Material shown:

/---

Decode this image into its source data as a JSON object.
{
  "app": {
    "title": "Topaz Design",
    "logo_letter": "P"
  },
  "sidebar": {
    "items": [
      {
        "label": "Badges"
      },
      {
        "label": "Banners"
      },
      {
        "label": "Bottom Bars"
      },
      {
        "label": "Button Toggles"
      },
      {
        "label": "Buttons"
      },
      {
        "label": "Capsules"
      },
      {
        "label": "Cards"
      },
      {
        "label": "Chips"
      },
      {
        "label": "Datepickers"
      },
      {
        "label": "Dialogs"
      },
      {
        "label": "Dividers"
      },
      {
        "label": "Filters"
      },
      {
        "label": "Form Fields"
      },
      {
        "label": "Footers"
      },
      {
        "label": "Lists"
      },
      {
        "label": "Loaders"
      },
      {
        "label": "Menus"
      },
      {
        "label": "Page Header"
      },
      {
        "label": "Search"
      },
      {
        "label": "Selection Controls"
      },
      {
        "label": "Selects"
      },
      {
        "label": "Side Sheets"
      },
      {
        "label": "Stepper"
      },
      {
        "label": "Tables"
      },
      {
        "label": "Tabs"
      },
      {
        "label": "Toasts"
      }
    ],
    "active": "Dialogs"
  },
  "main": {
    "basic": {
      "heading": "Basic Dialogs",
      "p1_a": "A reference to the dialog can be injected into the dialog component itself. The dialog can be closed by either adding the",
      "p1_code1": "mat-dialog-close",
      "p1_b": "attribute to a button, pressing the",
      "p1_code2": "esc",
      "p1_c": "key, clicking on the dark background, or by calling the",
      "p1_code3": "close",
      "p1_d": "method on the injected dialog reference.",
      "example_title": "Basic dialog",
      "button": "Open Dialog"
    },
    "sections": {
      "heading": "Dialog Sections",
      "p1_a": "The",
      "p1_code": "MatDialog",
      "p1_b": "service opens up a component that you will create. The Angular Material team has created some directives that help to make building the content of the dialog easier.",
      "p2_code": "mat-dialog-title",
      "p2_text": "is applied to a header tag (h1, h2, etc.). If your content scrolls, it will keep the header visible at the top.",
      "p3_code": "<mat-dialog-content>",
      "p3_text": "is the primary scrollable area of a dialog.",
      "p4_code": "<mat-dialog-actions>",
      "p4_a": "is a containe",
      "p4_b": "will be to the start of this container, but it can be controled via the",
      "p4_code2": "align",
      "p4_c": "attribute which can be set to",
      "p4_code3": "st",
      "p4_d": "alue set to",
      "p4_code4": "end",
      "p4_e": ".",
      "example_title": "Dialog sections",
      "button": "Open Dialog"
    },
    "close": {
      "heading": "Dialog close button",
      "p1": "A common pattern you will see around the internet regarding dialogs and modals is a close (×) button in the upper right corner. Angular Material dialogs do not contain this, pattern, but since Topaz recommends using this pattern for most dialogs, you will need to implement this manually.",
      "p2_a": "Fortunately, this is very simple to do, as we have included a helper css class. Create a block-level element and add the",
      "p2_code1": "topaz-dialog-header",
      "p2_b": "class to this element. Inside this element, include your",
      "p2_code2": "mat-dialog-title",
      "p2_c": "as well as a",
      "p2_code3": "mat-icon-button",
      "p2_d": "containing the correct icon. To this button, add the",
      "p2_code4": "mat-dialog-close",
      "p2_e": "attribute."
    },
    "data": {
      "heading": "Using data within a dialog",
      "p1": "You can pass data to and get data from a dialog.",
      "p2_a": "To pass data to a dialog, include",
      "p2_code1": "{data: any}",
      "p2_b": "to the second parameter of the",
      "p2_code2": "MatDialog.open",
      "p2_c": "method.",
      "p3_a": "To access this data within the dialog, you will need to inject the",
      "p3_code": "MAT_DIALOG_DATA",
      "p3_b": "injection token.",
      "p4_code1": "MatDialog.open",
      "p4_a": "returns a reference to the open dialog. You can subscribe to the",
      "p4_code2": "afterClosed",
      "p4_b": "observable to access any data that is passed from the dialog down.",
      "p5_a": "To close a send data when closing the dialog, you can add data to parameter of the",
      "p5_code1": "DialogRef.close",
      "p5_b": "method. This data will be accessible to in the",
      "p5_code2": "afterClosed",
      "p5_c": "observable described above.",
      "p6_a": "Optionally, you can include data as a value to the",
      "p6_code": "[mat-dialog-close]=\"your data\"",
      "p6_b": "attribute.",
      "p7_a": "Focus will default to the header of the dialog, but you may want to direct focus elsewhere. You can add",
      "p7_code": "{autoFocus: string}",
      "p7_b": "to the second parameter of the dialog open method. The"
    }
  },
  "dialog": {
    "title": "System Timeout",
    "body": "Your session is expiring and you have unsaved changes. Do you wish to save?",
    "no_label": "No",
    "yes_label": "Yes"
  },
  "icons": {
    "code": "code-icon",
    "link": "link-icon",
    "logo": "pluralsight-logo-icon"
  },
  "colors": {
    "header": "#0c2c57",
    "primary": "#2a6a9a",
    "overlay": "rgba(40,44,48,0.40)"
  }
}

\---

Exercise objective: Extract each line holding the string "content".

Reply:
      "p1_b": "service opens up a component that you will create. The Angular Material team has created some directives that help to make building the content of the dialog easier.",
      "p2_text": "is applied to a header tag (h1, h2, etc.). If your content scrolls, it will keep the header visible at the top.",
      "p3_code": "<mat-dialog-content>",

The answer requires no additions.